◆ Provided passage ◆
Lange in 1936
Dorothea Margaretta Nutzhorn
May 26, 1895
Hoboken, New Jersey, U.S.
|Died||October 11, 1965 (aged 70)|
|Known for||Documentary photography, photojournalism|
Dorothea Lange (May 26, 1895 – October 11, 1965) was an American documentary photographer and photojournalist, best known for her Depression-era work for the Farm Security Administration (FSA). Lange's photographs influenced the development of documentary photography and humanized the consequences of the Great Depression.
Dorothea Margaretta Nutzhorn was born on May 26, 1895, at 1041 Bloomfield Street, Hoboken, New Jersey to second-generation German immigrants Heinrich Nutzhorn and Johanna Lange. She "grew up on Manhattan’s Lower East Side ... and attended PS 62 on Hester Street, where she was one of the only gentiles — quite possibly the only — in a class of 3000 Jews."
She had a younger brother, Martin. She dropped her middle name and assumed her mother's maiden name after her father abandoned the family when she was twelve years old, one of two traumatic events early in her life. The other trauma was her contraction of polio at age seven, which left her with a weakened right leg and a permanent limp. "It formed me, guided me, instructed me, helped me, and humiliated me," Lange once said of her altered gait. "I've never gotten over it, and I am aware of the force and power of it."
Lange graduated from the Wadleigh High School for Girls, and although she had never operated or owned a camera, she was adamant that she would become a photographer upon graduating from high school. Lange was educated in photography at Columbia University in New York City in a class taught by Clarence H. White. She was informally apprenticed to several New York photography studios, including that of the famed Arnold Genthe. In 1918, she left New York with a female friend to travel the world, but was forced to end the trip in San Francisco due to a robbery, and settled there, working as a photograph finisher at a photographic supply shop, where she became acquainted with other photographers and met an investor who aided in the establishment of a successful portrait studio. This business supported Lange and her family for the next fifteen years. In 1920, she married the noted western painter Maynard Dixon, with whom she had two sons, Daniel, born in 1925, and John, born in 1930.
Lange's early studio work mostly involved shooting portrait photographs of the social elite in San Francisco. At the onset of the Great Depression, Lange turned her lens from the studio to the street. Her photographs during this period bear kinship with John Steinbeck's The Grapes of Wrath.
In 1933, at the height of the Depression, about fourteen million people were out of work. Many of them drifted aimlessly, with no place to live, many times without food. In addition, the dust storms of the Midwest created economic havoc. About 300,000 men, women and children came to California in the 1930s, hoping to find work. These migrant families were routinely called "Okies" regardless of where they were from. They traveled in beat-up cars, wandering from place to place, following the crops. Lange began to photograph these people from her studio window. Later, she left the studio so she could photograph them in the streets of California. Lange felt she had, at last, found her purpose and direction in photography. She roamed the streets with her camera, portraying the extent of the social and economic upheaval of the Depression. She was no longer a portraitist. Neither was she a photojournalist. She became known as a "documentary" photographer.
Her studies of unemployed and homeless people, starting with White Angel Breadline (1933), which depicted a lone man facing away from the crowd in front of a soup kitchen run by a widow known as the White Angel, captured the attention of local photographers and led to her employment with the federal Resettlement Administration (RA), later called the Farm Security Administration (FSA).

◆ Material shown ◆
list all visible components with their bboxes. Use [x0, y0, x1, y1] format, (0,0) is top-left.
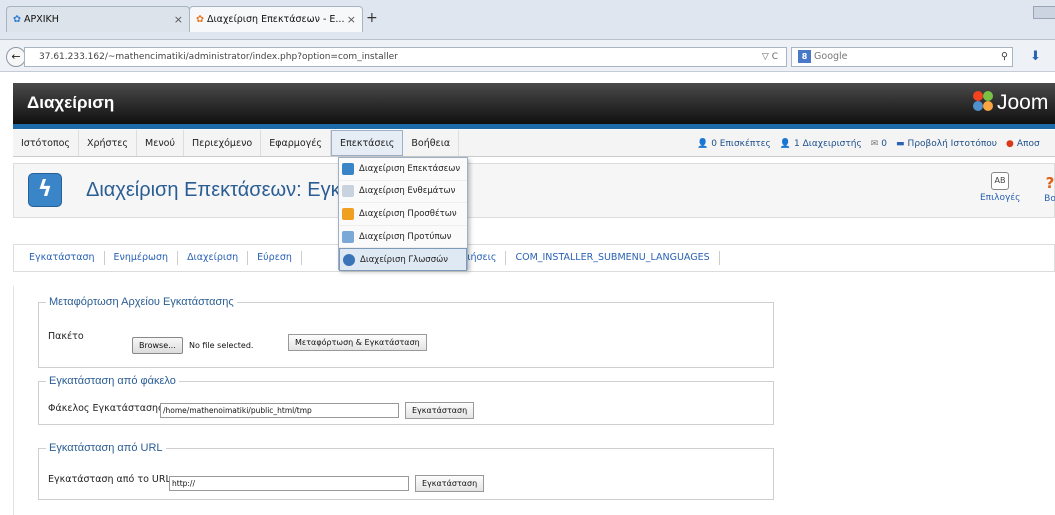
- joomla-logo-text: Joom: [997, 91, 1049, 114]
- submenu-discover[interactable]: Εύρεση: [248, 251, 302, 265]
- menu-item-extensions[interactable]: Επεκτάσεις: [331, 130, 404, 156]
- menu-item-help[interactable]: Βοήθεια: [403, 130, 460, 156]
- logout-label: Αποσ: [1016, 138, 1040, 149]
- url-text: 37.61.233.162/~mathencimatiki/administra…: [39, 52, 398, 62]
- dropdown-label: Διαχείριση Γλωσσών: [360, 254, 448, 265]
- folder-install-button[interactable]: Εγκατάσταση: [405, 402, 475, 419]
- extensions-dropdown: Διαχείριση Επεκτάσεων Διαχείριση Ενθεμάτ…: [338, 157, 468, 271]
- user-icon: 👤: [697, 138, 709, 149]
- lightning-icon: ϟ: [28, 173, 62, 207]
- user-icon: 👤: [779, 138, 792, 149]
- page-title: Διαχείριση Επεκτάσεων: Εγκα: [86, 179, 352, 201]
- url-install-button[interactable]: Εγκατάσταση: [415, 475, 485, 492]
- dropdown-item-template-manager[interactable]: Διαχείριση Προτύπων: [339, 226, 467, 249]
- download-icon[interactable]: ⬇: [1030, 49, 1041, 64]
- main-content: Μεταφόρτωση Αρχείου Εγκατάστασης Πακέτο …: [13, 286, 1055, 515]
- help-button[interactable]: ? Βο: [1044, 172, 1055, 204]
- joomla-logo-icon: [971, 89, 995, 113]
- options-button[interactable]: ΑΒ Επιλογές: [980, 172, 1020, 203]
- browser-tab-home[interactable]: ✿ ΑΡΧΙΚΗ ×: [6, 6, 190, 32]
- url-fieldset: Εγκατάσταση από URL Εγκατάσταση από το U…: [38, 442, 774, 500]
- new-tab-button[interactable]: +: [366, 10, 378, 26]
- tab-label: ΑΡΧΙΚΗ: [23, 14, 59, 25]
- tab-label: Διαχείριση Επεκτάσεων - Ε...: [206, 14, 345, 25]
- globe-icon: [343, 253, 355, 266]
- visitors-label: 0 Επισκέπτες: [711, 138, 771, 149]
- menu-item-site[interactable]: Ιστότοπος: [13, 130, 79, 156]
- header-accent-band: [13, 124, 1055, 129]
- google-icon: 8: [798, 50, 811, 63]
- help-icon: ?: [1045, 174, 1055, 192]
- view-site-label: Προβολή Ιστοτόπου: [907, 138, 998, 149]
- folder-fieldset: Εγκατάσταση από φάκελο Φάκελος Εγκατάστα…: [38, 375, 774, 425]
- search-placeholder: Google: [814, 51, 848, 62]
- browser-tab-extensions[interactable]: ✿ Διαχείριση Επεκτάσεων - Ε... ×: [189, 6, 363, 32]
- status-bar: 👤 0 Επισκέπτες 👤 1 Διαχειριστής ✉ 0 ▬ Πρ…: [697, 130, 1049, 157]
- folder-legend: Εγκατάσταση από φάκελο: [49, 375, 176, 387]
- page-toolbar: ϟ Διαχείριση Επεκτάσεων: Εγκα ΑΒ Επιλογέ…: [13, 163, 1055, 218]
- monitor-icon: ▬: [896, 138, 905, 149]
- extension-icon: [342, 162, 354, 175]
- url-bar[interactable]: 37.61.233.162/~mathencimatiki/administra…: [24, 47, 787, 67]
- file-status: No file selected.: [189, 341, 254, 350]
- menu-item-users[interactable]: Χρήστες: [79, 130, 138, 156]
- folder-label: Φάκελος Εγκατάστασης: [48, 403, 164, 414]
- spacer: [0, 72, 1055, 83]
- admins-status[interactable]: 👤 1 Διαχειριστής: [780, 139, 862, 149]
- dropdown-item-language-manager[interactable]: Διαχείριση Γλωσσών: [339, 248, 467, 271]
- package-label: Πακέτο: [48, 331, 84, 342]
- joomla-logo: Joom: [971, 89, 1048, 115]
- joomla-favicon-icon: ✿: [196, 14, 204, 25]
- view-site-link[interactable]: ▬ Προβολή Ιστοτόπου: [896, 139, 997, 149]
- visitors-status[interactable]: 👤 0 Επισκέπτες: [697, 139, 771, 149]
- dropdown-item-extension-manager[interactable]: Διαχείριση Επεκτάσεων: [339, 158, 467, 181]
- help-label: Βο: [1044, 194, 1055, 204]
- tab-close-icon[interactable]: ×: [347, 13, 356, 26]
- back-button[interactable]: ←: [6, 47, 26, 67]
- dropdown-label: Διαχείριση Προσθέτων: [359, 208, 457, 219]
- dropdown-label: Διαχείριση Επεκτάσεων: [359, 163, 461, 174]
- search-input[interactable]: 8 Google ⚲: [791, 47, 1013, 67]
- browser-tab-bar: ✿ ΑΡΧΙΚΗ × ✿ Διαχείριση Επεκτάσεων - Ε..…: [0, 0, 1055, 40]
- dropdown-item-module-manager[interactable]: Διαχείριση Ενθεμάτων: [339, 181, 467, 204]
- installer-submenu: Εγκατάσταση Ενημέρωση Διαχείριση Εύρεση …: [13, 244, 1055, 272]
- options-label: Επιλογές: [980, 193, 1021, 203]
- admins-label: 1 Διαχειριστής: [794, 138, 862, 149]
- submenu-update[interactable]: Ενημέρωση: [105, 251, 179, 265]
- menu-item-menus[interactable]: Μενού: [137, 130, 184, 156]
- url-input[interactable]: http://: [169, 476, 409, 491]
- minimize-button[interactable]: [1033, 6, 1055, 19]
- options-icon: ΑΒ: [991, 172, 1009, 190]
- dropdown-item-plugin-manager[interactable]: Διαχείριση Προσθέτων: [339, 203, 467, 226]
- dropdown-label: Διαχείριση Ενθεμάτων: [359, 186, 456, 197]
- url-legend: Εγκατάσταση από URL: [49, 442, 163, 454]
- submenu-manage[interactable]: Διαχείριση: [178, 251, 249, 265]
- module-icon: [342, 185, 354, 198]
- menu-item-components[interactable]: Εφαρμογές: [261, 130, 331, 156]
- menu-item-content[interactable]: Περιεχόμενο: [184, 130, 262, 156]
- plugin-icon: [342, 207, 354, 220]
- logout-link[interactable]: ● Αποσ: [1006, 139, 1040, 149]
- tab-close-icon[interactable]: ×: [174, 13, 183, 26]
- messages-count: 0: [881, 138, 888, 149]
- browser-nav-bar: ← 37.61.233.162/~mathencimatiki/administ…: [0, 40, 1055, 72]
- logout-icon: ●: [1006, 138, 1014, 149]
- upload-install-button[interactable]: Μεταφόρτωση & Εγκατάσταση: [288, 334, 427, 351]
- submenu-install[interactable]: Εγκατάσταση: [20, 251, 105, 265]
- admin-title: Διαχείριση: [27, 93, 115, 112]
- admin-header: Διαχείριση Joom: [13, 83, 1055, 124]
- mail-icon: ✉: [870, 138, 879, 149]
- url-controls[interactable]: ▽ C: [762, 48, 778, 66]
- folder-input[interactable]: /home/mathenoimatiki/public_html/tmp: [160, 403, 399, 418]
- url-label: Εγκατάσταση από το URL: [48, 474, 171, 485]
- search-icon[interactable]: ⚲: [1001, 48, 1008, 66]
- messages-status[interactable]: ✉ 0: [871, 139, 887, 149]
- joomla-favicon-icon: ✿: [13, 14, 21, 25]
- dropdown-label: Διαχείριση Προτύπων: [359, 231, 452, 242]
- submenu-languages[interactable]: COM_INSTALLER_SUBMENU_LANGUAGES: [506, 251, 720, 265]
- upload-fieldset: Μεταφόρτωση Αρχείου Εγκατάστασης Πακέτο …: [38, 296, 774, 368]
- template-icon: [342, 230, 354, 243]
- browse-button[interactable]: Browse...: [132, 337, 183, 354]
- upload-legend: Μεταφόρτωση Αρχείου Εγκατάστασης: [49, 296, 234, 308]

◆ Exercise aim ◆
Please answer these questions from the Dorothea Lange biography, one per line:
1. At what age did Lange contract polio?
2. In what year did she marry Maynard Dixon?
3. About how many people came to California in the 1930s hoping to find work?

◆ Task output ◆
1. At age seven.
2. 1920.
3. About 300,000.